**TASK STATEMENT:** Where the string "нотариальных" occurs in the material below, report the whole line.

**INFORMATION SHOWN:**
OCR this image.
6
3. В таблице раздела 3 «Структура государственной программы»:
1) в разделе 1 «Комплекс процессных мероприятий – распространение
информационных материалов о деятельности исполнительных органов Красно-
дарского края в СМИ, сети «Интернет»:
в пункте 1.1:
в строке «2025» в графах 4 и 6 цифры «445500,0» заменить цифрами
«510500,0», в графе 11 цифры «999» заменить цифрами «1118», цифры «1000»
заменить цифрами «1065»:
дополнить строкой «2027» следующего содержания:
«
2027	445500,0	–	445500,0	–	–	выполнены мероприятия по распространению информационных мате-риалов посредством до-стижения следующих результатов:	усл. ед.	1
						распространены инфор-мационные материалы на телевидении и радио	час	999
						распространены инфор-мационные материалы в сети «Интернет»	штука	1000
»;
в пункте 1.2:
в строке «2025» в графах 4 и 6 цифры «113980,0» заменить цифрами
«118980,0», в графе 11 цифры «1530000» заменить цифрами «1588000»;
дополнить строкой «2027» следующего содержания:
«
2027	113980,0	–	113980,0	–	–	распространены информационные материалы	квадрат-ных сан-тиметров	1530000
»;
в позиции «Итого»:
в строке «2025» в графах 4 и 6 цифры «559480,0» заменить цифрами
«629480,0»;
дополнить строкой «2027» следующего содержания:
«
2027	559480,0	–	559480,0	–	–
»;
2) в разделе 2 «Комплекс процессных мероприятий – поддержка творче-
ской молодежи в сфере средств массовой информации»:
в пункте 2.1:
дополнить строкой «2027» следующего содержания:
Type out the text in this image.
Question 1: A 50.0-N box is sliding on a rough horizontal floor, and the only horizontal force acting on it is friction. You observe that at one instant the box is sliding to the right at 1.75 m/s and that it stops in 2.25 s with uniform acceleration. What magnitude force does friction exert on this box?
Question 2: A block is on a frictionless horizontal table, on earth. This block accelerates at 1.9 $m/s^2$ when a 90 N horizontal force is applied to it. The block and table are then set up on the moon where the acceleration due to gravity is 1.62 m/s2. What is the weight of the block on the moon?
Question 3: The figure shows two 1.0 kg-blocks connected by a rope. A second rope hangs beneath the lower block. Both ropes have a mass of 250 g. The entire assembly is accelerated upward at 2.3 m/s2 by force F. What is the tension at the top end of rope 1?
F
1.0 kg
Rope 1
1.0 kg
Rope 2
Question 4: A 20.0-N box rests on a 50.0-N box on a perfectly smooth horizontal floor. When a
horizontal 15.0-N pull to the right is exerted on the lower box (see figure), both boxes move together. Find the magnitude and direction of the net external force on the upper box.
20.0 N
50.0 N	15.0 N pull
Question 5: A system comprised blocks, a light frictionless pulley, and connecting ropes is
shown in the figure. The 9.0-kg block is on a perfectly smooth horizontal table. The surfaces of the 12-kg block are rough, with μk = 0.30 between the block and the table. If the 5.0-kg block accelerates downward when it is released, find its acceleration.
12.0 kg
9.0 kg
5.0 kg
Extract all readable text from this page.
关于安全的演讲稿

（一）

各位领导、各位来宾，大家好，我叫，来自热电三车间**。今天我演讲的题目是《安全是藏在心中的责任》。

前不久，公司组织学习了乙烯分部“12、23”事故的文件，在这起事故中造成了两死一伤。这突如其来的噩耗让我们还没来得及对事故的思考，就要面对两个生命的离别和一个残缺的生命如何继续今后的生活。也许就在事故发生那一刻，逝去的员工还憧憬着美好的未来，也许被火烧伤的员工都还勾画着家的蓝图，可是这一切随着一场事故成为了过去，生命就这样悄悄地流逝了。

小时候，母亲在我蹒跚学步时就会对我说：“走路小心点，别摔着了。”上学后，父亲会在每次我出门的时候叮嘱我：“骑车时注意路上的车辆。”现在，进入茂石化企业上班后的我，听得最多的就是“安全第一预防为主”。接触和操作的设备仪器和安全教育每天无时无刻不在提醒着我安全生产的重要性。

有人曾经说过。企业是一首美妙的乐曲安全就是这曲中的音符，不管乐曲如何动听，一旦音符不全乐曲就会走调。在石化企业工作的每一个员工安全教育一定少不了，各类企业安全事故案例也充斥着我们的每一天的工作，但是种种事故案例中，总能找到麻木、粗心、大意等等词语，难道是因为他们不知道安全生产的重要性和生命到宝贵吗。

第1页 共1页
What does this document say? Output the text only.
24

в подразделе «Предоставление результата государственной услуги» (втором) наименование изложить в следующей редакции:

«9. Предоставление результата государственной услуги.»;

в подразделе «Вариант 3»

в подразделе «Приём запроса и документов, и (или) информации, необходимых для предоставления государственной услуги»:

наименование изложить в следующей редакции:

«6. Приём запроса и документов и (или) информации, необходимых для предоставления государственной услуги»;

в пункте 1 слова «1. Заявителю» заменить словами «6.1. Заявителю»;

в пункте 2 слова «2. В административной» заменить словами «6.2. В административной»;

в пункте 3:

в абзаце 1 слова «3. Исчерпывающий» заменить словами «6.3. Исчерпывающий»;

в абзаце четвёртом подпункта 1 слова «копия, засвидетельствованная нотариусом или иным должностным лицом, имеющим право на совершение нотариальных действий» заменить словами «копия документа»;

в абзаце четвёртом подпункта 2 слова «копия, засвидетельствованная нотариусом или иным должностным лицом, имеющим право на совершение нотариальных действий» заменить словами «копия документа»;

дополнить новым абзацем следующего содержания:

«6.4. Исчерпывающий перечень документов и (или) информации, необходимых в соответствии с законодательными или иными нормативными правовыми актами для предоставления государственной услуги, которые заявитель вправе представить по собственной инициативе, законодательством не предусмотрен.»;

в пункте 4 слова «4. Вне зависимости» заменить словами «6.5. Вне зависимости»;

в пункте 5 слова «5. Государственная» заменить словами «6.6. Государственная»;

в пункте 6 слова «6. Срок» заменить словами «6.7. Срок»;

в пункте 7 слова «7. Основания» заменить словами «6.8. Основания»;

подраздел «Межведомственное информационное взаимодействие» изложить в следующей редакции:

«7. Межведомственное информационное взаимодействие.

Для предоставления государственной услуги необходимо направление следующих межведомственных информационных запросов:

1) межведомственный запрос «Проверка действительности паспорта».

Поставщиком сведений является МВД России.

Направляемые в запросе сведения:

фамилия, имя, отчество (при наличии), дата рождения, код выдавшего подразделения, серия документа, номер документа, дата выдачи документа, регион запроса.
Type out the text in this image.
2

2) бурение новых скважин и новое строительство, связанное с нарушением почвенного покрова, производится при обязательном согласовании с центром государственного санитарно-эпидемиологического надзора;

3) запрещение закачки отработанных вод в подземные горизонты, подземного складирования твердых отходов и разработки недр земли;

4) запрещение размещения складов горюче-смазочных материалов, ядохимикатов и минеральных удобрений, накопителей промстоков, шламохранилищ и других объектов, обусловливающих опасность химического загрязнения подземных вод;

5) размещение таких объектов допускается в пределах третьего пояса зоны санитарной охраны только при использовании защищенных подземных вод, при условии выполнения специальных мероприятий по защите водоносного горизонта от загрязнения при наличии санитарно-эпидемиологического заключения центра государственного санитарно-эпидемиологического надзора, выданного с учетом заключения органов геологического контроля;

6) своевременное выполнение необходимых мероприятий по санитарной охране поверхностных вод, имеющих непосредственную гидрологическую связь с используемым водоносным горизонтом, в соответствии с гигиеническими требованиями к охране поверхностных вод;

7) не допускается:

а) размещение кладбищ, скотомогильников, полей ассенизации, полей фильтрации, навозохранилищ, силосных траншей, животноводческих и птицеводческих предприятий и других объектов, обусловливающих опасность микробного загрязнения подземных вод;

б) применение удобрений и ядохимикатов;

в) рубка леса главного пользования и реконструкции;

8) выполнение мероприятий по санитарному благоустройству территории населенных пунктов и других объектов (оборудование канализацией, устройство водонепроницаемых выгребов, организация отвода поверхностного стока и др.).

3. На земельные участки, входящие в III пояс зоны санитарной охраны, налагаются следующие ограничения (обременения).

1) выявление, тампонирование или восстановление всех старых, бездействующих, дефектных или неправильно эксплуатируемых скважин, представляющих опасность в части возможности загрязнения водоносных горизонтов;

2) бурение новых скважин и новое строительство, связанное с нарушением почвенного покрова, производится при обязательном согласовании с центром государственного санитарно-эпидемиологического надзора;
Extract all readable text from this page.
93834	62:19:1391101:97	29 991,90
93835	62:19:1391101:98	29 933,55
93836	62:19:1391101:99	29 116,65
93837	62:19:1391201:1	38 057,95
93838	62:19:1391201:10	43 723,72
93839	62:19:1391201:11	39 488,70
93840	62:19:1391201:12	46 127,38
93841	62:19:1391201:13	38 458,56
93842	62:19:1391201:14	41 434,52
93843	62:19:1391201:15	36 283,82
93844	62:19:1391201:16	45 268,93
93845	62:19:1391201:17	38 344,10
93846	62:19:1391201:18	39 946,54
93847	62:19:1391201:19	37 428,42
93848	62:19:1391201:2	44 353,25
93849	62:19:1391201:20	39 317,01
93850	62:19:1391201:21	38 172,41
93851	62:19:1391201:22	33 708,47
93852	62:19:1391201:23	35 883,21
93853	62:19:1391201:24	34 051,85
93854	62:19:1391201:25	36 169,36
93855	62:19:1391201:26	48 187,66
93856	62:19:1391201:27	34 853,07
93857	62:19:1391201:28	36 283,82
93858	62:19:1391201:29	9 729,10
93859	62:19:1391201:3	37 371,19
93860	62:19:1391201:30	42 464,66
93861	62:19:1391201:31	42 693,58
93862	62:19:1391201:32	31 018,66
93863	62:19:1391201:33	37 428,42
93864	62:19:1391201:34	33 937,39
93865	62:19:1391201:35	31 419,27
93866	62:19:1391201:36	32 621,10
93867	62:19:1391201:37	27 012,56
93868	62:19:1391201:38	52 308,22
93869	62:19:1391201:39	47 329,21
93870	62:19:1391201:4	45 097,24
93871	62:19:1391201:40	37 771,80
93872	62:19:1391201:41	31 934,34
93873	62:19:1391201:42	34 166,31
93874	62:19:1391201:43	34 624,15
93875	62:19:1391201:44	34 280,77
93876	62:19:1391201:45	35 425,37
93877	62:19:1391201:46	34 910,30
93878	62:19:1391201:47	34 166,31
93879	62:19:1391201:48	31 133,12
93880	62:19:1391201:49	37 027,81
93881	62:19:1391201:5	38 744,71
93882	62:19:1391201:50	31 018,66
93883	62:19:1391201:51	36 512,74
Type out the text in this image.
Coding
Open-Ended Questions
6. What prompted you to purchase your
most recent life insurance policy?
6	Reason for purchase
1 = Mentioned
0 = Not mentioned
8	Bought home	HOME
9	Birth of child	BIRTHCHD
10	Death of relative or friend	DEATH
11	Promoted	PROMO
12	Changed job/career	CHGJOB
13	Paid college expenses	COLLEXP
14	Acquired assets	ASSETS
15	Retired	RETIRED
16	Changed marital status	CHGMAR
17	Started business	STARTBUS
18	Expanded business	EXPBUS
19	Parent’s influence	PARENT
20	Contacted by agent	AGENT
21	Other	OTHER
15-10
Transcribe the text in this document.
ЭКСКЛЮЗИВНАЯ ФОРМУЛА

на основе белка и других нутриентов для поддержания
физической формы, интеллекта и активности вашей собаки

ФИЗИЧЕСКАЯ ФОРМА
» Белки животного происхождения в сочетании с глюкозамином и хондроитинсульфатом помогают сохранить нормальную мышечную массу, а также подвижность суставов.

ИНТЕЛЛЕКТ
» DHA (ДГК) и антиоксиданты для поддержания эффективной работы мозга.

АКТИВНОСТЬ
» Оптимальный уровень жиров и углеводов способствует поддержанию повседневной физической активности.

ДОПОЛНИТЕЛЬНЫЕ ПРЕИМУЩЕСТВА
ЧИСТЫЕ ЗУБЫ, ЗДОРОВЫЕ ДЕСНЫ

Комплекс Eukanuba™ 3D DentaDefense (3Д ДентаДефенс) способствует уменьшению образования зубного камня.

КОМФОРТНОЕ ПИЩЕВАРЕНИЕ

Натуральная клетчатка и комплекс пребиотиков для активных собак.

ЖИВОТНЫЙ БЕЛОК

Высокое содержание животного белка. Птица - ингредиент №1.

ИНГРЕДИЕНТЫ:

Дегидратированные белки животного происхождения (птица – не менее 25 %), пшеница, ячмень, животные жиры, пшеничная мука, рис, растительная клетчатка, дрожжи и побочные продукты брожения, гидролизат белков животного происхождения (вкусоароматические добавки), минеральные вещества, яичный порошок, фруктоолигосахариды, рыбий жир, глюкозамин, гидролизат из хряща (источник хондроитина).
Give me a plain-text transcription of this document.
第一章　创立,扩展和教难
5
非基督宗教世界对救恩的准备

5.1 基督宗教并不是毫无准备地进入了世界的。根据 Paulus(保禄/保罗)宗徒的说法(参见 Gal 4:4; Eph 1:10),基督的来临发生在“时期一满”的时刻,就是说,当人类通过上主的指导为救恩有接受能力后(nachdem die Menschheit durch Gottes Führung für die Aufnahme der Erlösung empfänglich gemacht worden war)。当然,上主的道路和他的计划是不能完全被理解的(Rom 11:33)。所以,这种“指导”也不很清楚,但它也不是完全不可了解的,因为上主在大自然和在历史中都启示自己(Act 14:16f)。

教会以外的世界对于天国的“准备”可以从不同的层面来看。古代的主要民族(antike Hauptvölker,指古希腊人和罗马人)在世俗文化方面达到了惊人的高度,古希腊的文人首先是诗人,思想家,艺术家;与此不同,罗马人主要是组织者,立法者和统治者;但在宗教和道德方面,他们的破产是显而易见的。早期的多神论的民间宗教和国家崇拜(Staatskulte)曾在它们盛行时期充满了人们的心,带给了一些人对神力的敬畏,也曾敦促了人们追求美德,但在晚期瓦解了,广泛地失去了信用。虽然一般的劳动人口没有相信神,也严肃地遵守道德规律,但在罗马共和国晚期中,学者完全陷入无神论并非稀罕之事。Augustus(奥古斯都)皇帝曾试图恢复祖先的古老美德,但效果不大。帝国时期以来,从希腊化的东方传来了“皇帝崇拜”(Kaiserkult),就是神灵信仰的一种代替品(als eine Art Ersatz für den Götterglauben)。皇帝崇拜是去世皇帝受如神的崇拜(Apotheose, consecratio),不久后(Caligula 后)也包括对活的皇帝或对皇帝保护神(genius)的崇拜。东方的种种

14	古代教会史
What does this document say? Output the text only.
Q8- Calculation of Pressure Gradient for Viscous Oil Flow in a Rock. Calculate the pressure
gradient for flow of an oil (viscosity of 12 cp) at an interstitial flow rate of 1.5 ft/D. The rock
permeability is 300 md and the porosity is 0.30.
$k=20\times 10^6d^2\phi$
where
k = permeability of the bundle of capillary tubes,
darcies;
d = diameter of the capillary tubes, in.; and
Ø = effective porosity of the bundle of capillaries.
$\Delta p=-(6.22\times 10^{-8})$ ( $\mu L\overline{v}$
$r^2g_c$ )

**FINISHED ANSWER:**
в абзаце четвёртом подпункта 1 слова «копия, засвидетельствованная нотариусом или иным должностным лицом, имеющим право на совершение нотариальных действий» заменить словами «копия документа»;
в абзаце четвёртом подпункта 2 слова «копия, засвидетельствованная нотариусом или иным должностным лицом, имеющим право на совершение нотариальных действий» заменить словами «копия документа»;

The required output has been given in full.